(Records that describe figures)
■ ■ ■ ■ ■
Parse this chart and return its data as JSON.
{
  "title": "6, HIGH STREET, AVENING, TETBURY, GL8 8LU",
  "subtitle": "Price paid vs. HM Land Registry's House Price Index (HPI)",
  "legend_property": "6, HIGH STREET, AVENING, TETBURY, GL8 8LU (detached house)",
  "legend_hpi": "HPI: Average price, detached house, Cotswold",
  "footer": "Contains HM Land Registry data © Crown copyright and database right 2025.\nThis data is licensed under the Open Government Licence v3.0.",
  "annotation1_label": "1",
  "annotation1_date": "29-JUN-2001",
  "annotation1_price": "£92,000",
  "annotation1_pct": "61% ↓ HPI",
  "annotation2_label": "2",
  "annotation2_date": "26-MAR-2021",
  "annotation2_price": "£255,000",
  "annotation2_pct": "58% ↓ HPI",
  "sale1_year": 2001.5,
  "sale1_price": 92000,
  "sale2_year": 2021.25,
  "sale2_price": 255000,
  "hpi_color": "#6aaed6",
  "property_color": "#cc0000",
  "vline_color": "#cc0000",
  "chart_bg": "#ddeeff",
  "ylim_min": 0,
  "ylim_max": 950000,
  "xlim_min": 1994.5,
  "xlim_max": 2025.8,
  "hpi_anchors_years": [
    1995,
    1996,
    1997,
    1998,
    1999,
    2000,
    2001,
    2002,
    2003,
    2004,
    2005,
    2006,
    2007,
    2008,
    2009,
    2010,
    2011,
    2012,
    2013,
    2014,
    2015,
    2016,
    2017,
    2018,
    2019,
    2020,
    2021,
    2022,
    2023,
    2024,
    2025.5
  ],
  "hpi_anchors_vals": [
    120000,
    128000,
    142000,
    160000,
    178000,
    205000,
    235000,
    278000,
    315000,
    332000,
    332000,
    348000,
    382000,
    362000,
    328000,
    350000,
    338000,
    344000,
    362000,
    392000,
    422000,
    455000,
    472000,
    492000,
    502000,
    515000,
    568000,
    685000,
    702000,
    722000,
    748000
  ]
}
■ ■ ■ ■ ■
Restate every record exactly, leaving nothing out.

Parse this chart and return its data as JSON.
{
  "title": "6, HIGH STREET, AVENING, TETBURY, GL8 8LU",
  "subtitle": "Price paid vs. HM Land Registry's House Price Index (HPI)",
  "legend_property": "6, HIGH STREET, AVENING, TETBURY, GL8 8LU (detached house)",
  "legend_hpi": "HPI: Average price, detached house, Cotswold",
  "footer": "Contains HM Land Registry data © Crown copyright and database right 2025.\nThis data is licensed under the Open Government Licence v3.0.",
  "annotation1_label": "1",
  "annotation1_date": "29-JUN-2001",
  "annotation1_price": "£92,000",
  "annotation1_pct": "61% ↓ HPI",
  "annotation2_label": "2",
  "annotation2_date": "26-MAR-2021",
  "annotation2_price": "£255,000",
  "annotation2_pct": "58% ↓ HPI",
  "sale1_year": 2001.5,
  "sale1_price": 92000,
  "sale2_year": 2021.25,
  "sale2_price": 255000,
  "hpi_color": "#6aaed6",
  "property_color": "#cc0000",
  "vline_color": "#cc0000",
  "chart_bg": "#ddeeff",
  "ylim_min": 0,
  "ylim_max": 950000,
  "xlim_min": 1994.5,
  "xlim_max": 2025.8,
  "hpi_anchors_years": [
    1995,
    1996,
    1997,
    1998,
    1999,
    2000,
    2001,
    2002,
    2003,
    2004,
    2005,
    2006,
    2007,
    2008,
    2009,
    2010,
    2011,
    2012,
    2013,
    2014,
    2015,
    2016,
    2017,
    2018,
    2019,
    2020,
    2021,
    2022,
    2023,
    2024,
    2025.5
  ],
  "hpi_anchors_vals": [
    120000,
    128000,
    142000,
    160000,
    178000,
    205000,
    235000,
    278000,
    315000,
    332000,
    332000,
    348000,
    382000,
    362000,
    328000,
    350000,
    338000,
    344000,
    362000,
    392000,
    422000,
    455000,
    472000,
    492000,
    502000,
    515000,
    568000,
    685000,
    702000,
    722000,
    748000
  ]
}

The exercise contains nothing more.